**Instructions for the task**
Skip the images. Copy the records exactly as written.

(Extracted data entries)
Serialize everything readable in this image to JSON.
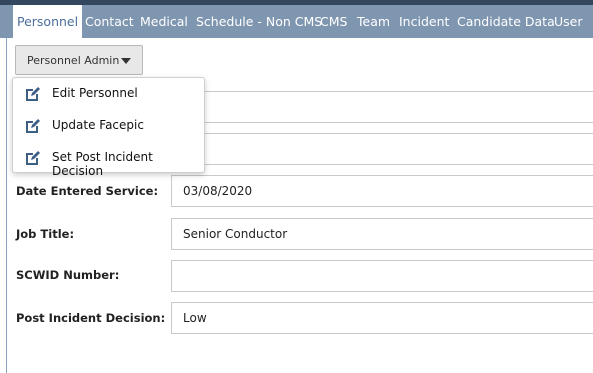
{
  "tabs": [
    {
      "label": "Personnel",
      "active": true
    },
    {
      "label": "Contact"
    },
    {
      "label": "Medical"
    },
    {
      "label": "Schedule - Non CMS"
    },
    {
      "label": "CMS"
    },
    {
      "label": "Team"
    },
    {
      "label": "Incident"
    },
    {
      "label": "Candidate Data"
    },
    {
      "label": "User"
    }
  ],
  "admin_button": {
    "label": "Personnel Admin",
    "icon": "caret-down-icon"
  },
  "admin_menu": {
    "items": [
      {
        "label": "Edit Personnel",
        "icon": "edit-icon"
      },
      {
        "label": "Update Facepic",
        "icon": "edit-icon"
      },
      {
        "label": "Set Post Incident Decision",
        "icon": "edit-icon"
      }
    ]
  },
  "form": {
    "fields": [
      {
        "label": "Date Entered Service:",
        "value": "03/08/2020"
      },
      {
        "label": "Job Title:",
        "value": "Senior Conductor"
      },
      {
        "label": "SCWID Number:",
        "value": ""
      },
      {
        "label": "Post Incident Decision:",
        "value": "Low"
      }
    ]
  },
  "colors": {
    "topbar": "#33475f",
    "tabbar": "#7f96b0",
    "active_tab_text": "#4a6f9a",
    "icon": "#3d5f86"
  }
}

**Exercise answer**
Serialize everything readable in this image to JSON.
{
  "tabs": [
    {
      "label": "Personnel",
      "active": true
    },
    {
      "label": "Contact"
    },
    {
      "label": "Medical"
    },
    {
      "label": "Schedule - Non CMS"
    },
    {
      "label": "CMS"
    },
    {
      "label": "Team"
    },
    {
      "label": "Incident"
    },
    {
      "label": "Candidate Data"
    },
    {
      "label": "User"
    }
  ],
  "admin_button": {
    "label": "Personnel Admin",
    "icon": "caret-down-icon"
  },
  "admin_menu": {
    "items": [
      {
        "label": "Edit Personnel",
        "icon": "edit-icon"
      },
      {
        "label": "Update Facepic",
        "icon": "edit-icon"
      },
      {
        "label": "Set Post Incident Decision",
        "icon": "edit-icon"
      }
    ]
  },
  "form": {
    "fields": [
      {
        "label": "Date Entered Service:",
        "value": "03/08/2020"
      },
      {
        "label": "Job Title:",
        "value": "Senior Conductor"
      },
      {
        "label": "SCWID Number:",
        "value": ""
      },
      {
        "label": "Post Incident Decision:",
        "value": "Low"
      }
    ]
  },
  "colors": {
    "topbar": "#33475f",
    "tabbar": "#7f96b0",
    "active_tab_text": "#4a6f9a",
    "icon": "#3d5f86"
  }
}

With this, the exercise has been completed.